Extracted data
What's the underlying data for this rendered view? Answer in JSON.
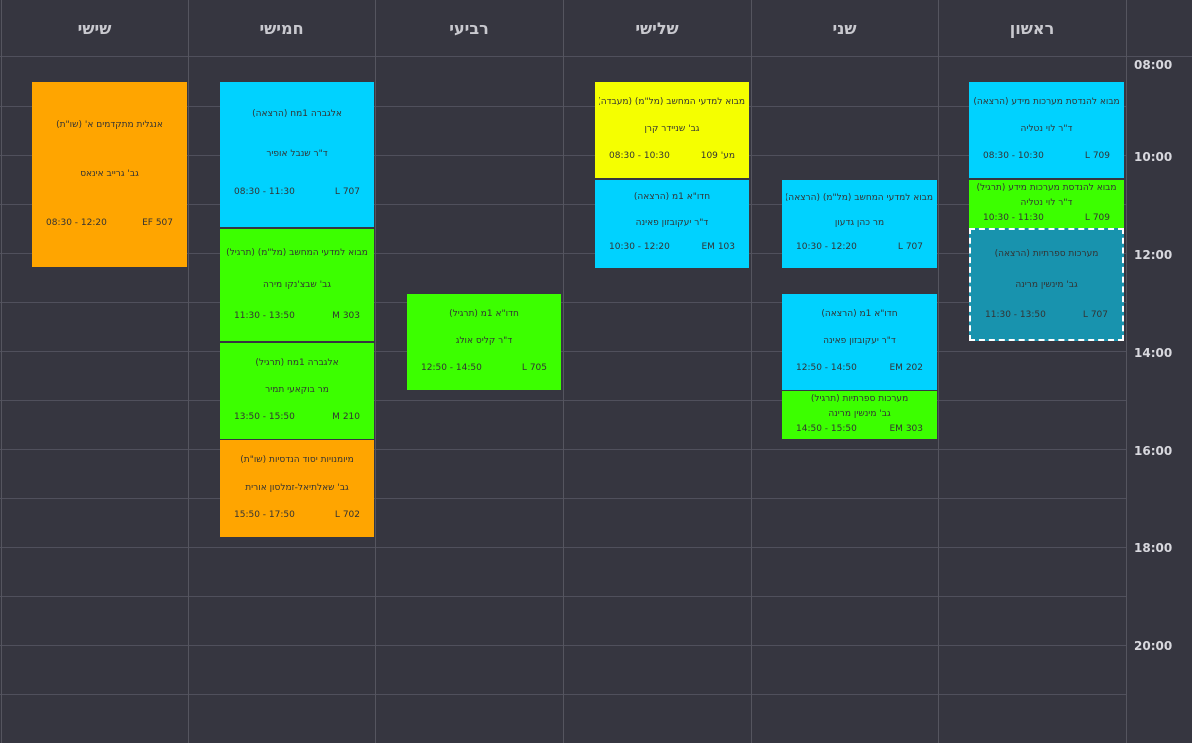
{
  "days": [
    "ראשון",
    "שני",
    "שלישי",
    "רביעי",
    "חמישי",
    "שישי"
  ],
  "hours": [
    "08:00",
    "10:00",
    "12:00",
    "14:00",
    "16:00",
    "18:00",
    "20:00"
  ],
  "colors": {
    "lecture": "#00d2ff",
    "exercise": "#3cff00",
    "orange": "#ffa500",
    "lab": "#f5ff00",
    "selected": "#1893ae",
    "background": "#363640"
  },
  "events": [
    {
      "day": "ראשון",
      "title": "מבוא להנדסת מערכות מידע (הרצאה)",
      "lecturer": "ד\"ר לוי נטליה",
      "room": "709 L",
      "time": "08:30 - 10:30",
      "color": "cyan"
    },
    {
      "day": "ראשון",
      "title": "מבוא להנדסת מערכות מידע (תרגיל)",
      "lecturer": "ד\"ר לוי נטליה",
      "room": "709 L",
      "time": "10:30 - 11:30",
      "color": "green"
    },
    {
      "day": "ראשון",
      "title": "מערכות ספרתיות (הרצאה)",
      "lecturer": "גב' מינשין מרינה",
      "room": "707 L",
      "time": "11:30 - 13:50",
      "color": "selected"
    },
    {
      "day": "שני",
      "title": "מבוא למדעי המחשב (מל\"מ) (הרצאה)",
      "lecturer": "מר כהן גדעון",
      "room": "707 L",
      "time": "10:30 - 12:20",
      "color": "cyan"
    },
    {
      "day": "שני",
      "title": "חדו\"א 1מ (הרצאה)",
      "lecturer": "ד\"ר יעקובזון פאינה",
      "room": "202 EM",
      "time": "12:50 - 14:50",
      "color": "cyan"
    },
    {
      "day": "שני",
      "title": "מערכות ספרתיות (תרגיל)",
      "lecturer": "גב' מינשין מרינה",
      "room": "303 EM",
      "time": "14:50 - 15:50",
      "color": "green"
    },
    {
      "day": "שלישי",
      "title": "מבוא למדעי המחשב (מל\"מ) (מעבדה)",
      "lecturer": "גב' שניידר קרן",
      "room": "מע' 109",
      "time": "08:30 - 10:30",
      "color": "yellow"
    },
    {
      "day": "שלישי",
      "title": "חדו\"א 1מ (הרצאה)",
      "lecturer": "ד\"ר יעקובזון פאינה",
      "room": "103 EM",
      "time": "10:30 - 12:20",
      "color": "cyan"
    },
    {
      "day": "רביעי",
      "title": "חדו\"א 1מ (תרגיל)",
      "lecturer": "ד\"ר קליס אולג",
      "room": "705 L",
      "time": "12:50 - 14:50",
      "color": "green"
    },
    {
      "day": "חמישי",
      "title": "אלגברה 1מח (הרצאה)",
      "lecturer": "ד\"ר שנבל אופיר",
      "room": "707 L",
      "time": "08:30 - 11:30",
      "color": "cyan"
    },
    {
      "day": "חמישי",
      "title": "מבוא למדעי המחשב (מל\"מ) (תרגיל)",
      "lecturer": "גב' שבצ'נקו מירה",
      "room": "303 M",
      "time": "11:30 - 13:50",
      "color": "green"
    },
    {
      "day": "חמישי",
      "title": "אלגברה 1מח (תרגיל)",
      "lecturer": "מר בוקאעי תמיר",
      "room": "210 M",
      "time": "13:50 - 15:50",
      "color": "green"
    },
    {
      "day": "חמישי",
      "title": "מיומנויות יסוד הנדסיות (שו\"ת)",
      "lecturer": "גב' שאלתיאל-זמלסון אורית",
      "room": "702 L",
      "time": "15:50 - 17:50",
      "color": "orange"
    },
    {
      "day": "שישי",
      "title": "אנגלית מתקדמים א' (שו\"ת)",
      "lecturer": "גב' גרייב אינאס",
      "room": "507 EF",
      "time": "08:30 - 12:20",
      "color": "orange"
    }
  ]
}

Work required
Write out the material above again, word for word, minus its pictures.

Solution to this task
What's the underlying data for this rendered view? Answer in JSON.
{
  "days": [
    "ראשון",
    "שני",
    "שלישי",
    "רביעי",
    "חמישי",
    "שישי"
  ],
  "hours": [
    "08:00",
    "10:00",
    "12:00",
    "14:00",
    "16:00",
    "18:00",
    "20:00"
  ],
  "colors": {
    "lecture": "#00d2ff",
    "exercise": "#3cff00",
    "orange": "#ffa500",
    "lab": "#f5ff00",
    "selected": "#1893ae",
    "background": "#363640"
  },
  "events": [
    {
      "day": "ראשון",
      "title": "מבוא להנדסת מערכות מידע (הרצאה)",
      "lecturer": "ד\"ר לוי נטליה",
      "room": "709 L",
      "time": "08:30 - 10:30",
      "color": "cyan"
    },
    {
      "day": "ראשון",
      "title": "מבוא להנדסת מערכות מידע (תרגיל)",
      "lecturer": "ד\"ר לוי נטליה",
      "room": "709 L",
      "time": "10:30 - 11:30",
      "color": "green"
    },
    {
      "day": "ראשון",
      "title": "מערכות ספרתיות (הרצאה)",
      "lecturer": "גב' מינשין מרינה",
      "room": "707 L",
      "time": "11:30 - 13:50",
      "color": "selected"
    },
    {
      "day": "שני",
      "title": "מבוא למדעי המחשב (מל\"מ) (הרצאה)",
      "lecturer": "מר כהן גדעון",
      "room": "707 L",
      "time": "10:30 - 12:20",
      "color": "cyan"
    },
    {
      "day": "שני",
      "title": "חדו\"א 1מ (הרצאה)",
      "lecturer": "ד\"ר יעקובזון פאינה",
      "room": "202 EM",
      "time": "12:50 - 14:50",
      "color": "cyan"
    },
    {
      "day": "שני",
      "title": "מערכות ספרתיות (תרגיל)",
      "lecturer": "גב' מינשין מרינה",
      "room": "303 EM",
      "time": "14:50 - 15:50",
      "color": "green"
    },
    {
      "day": "שלישי",
      "title": "מבוא למדעי המחשב (מל\"מ) (מעבדה)",
      "lecturer": "גב' שניידר קרן",
      "room": "מע' 109",
      "time": "08:30 - 10:30",
      "color": "yellow"
    },
    {
      "day": "שלישי",
      "title": "חדו\"א 1מ (הרצאה)",
      "lecturer": "ד\"ר יעקובזון פאינה",
      "room": "103 EM",
      "time": "10:30 - 12:20",
      "color": "cyan"
    },
    {
      "day": "רביעי",
      "title": "חדו\"א 1מ (תרגיל)",
      "lecturer": "ד\"ר קליס אולג",
      "room": "705 L",
      "time": "12:50 - 14:50",
      "color": "green"
    },
    {
      "day": "חמישי",
      "title": "אלגברה 1מח (הרצאה)",
      "lecturer": "ד\"ר שנבל אופיר",
      "room": "707 L",
      "time": "08:30 - 11:30",
      "color": "cyan"
    },
    {
      "day": "חמישי",
      "title": "מבוא למדעי המחשב (מל\"מ) (תרגיל)",
      "lecturer": "גב' שבצ'נקו מירה",
      "room": "303 M",
      "time": "11:30 - 13:50",
      "color": "green"
    },
    {
      "day": "חמישי",
      "title": "אלגברה 1מח (תרגיל)",
      "lecturer": "מר בוקאעי תמיר",
      "room": "210 M",
      "time": "13:50 - 15:50",
      "color": "green"
    },
    {
      "day": "חמישי",
      "title": "מיומנויות יסוד הנדסיות (שו\"ת)",
      "lecturer": "גב' שאלתיאל-זמלסון אורית",
      "room": "702 L",
      "time": "15:50 - 17:50",
      "color": "orange"
    },
    {
      "day": "שישי",
      "title": "אנגלית מתקדמים א' (שו\"ת)",
      "lecturer": "גב' גרייב אינאס",
      "room": "507 EF",
      "time": "08:30 - 12:20",
      "color": "orange"
    }
  ]
}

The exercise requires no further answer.